• OBJECTIVE: Every record below should be printed exactly as it appears.

• • • • • • •

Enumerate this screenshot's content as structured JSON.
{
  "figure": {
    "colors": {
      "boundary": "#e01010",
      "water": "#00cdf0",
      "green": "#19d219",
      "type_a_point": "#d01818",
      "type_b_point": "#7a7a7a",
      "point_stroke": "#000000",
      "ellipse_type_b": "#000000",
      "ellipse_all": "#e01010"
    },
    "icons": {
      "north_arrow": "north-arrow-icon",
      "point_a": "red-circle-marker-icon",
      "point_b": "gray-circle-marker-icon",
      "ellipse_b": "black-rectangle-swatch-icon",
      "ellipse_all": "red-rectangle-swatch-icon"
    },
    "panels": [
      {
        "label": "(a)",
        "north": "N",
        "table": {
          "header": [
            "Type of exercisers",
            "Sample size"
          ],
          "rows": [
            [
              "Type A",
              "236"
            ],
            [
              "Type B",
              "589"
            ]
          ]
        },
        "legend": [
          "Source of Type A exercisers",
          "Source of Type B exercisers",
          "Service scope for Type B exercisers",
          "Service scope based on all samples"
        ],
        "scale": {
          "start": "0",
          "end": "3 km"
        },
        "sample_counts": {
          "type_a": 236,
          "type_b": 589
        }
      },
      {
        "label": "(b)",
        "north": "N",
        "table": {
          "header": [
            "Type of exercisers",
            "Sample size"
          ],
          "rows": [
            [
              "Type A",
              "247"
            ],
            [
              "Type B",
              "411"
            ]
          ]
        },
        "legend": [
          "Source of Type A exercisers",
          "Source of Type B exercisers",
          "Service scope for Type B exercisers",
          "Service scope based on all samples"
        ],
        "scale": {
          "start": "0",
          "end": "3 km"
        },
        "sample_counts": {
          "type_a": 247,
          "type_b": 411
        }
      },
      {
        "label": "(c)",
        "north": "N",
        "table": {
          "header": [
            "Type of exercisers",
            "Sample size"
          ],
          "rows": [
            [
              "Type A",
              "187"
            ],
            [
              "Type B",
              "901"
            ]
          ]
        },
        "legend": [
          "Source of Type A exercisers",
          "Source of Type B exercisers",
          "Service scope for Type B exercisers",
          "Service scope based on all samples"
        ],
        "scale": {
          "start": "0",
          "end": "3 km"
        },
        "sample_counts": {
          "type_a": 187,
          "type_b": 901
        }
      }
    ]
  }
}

• • • • • • •

• CORRECT RESULT:
Enumerate this screenshot's content as structured JSON.
{
  "figure": {
    "colors": {
      "boundary": "#e01010",
      "water": "#00cdf0",
      "green": "#19d219",
      "type_a_point": "#d01818",
      "type_b_point": "#7a7a7a",
      "point_stroke": "#000000",
      "ellipse_type_b": "#000000",
      "ellipse_all": "#e01010"
    },
    "icons": {
      "north_arrow": "north-arrow-icon",
      "point_a": "red-circle-marker-icon",
      "point_b": "gray-circle-marker-icon",
      "ellipse_b": "black-rectangle-swatch-icon",
      "ellipse_all": "red-rectangle-swatch-icon"
    },
    "panels": [
      {
        "label": "(a)",
        "north": "N",
        "table": {
          "header": [
            "Type of exercisers",
            "Sample size"
          ],
          "rows": [
            [
              "Type A",
              "236"
            ],
            [
              "Type B",
              "589"
            ]
          ]
        },
        "legend": [
          "Source of Type A exercisers",
          "Source of Type B exercisers",
          "Service scope for Type B exercisers",
          "Service scope based on all samples"
        ],
        "scale": {
          "start": "0",
          "end": "3 km"
        },
        "sample_counts": {
          "type_a": 236,
          "type_b": 589
        }
      },
      {
        "label": "(b)",
        "north": "N",
        "table": {
          "header": [
            "Type of exercisers",
            "Sample size"
          ],
          "rows": [
            [
              "Type A",
              "247"
            ],
            [
              "Type B",
              "411"
            ]
          ]
        },
        "legend": [
          "Source of Type A exercisers",
          "Source of Type B exercisers",
          "Service scope for Type B exercisers",
          "Service scope based on all samples"
        ],
        "scale": {
          "start": "0",
          "end": "3 km"
        },
        "sample_counts": {
          "type_a": 247,
          "type_b": 411
        }
      },
      {
        "label": "(c)",
        "north": "N",
        "table": {
          "header": [
            "Type of exercisers",
            "Sample size"
          ],
          "rows": [
            [
              "Type A",
              "187"
            ],
            [
              "Type B",
              "901"
            ]
          ]
        },
        "legend": [
          "Source of Type A exercisers",
          "Source of Type B exercisers",
          "Service scope for Type B exercisers",
          "Service scope based on all samples"
        ],
        "scale": {
          "start": "0",
          "end": "3 km"
        },
        "sample_counts": {
          "type_a": 187,
          "type_b": 901
        }
      }
    ]
  }
}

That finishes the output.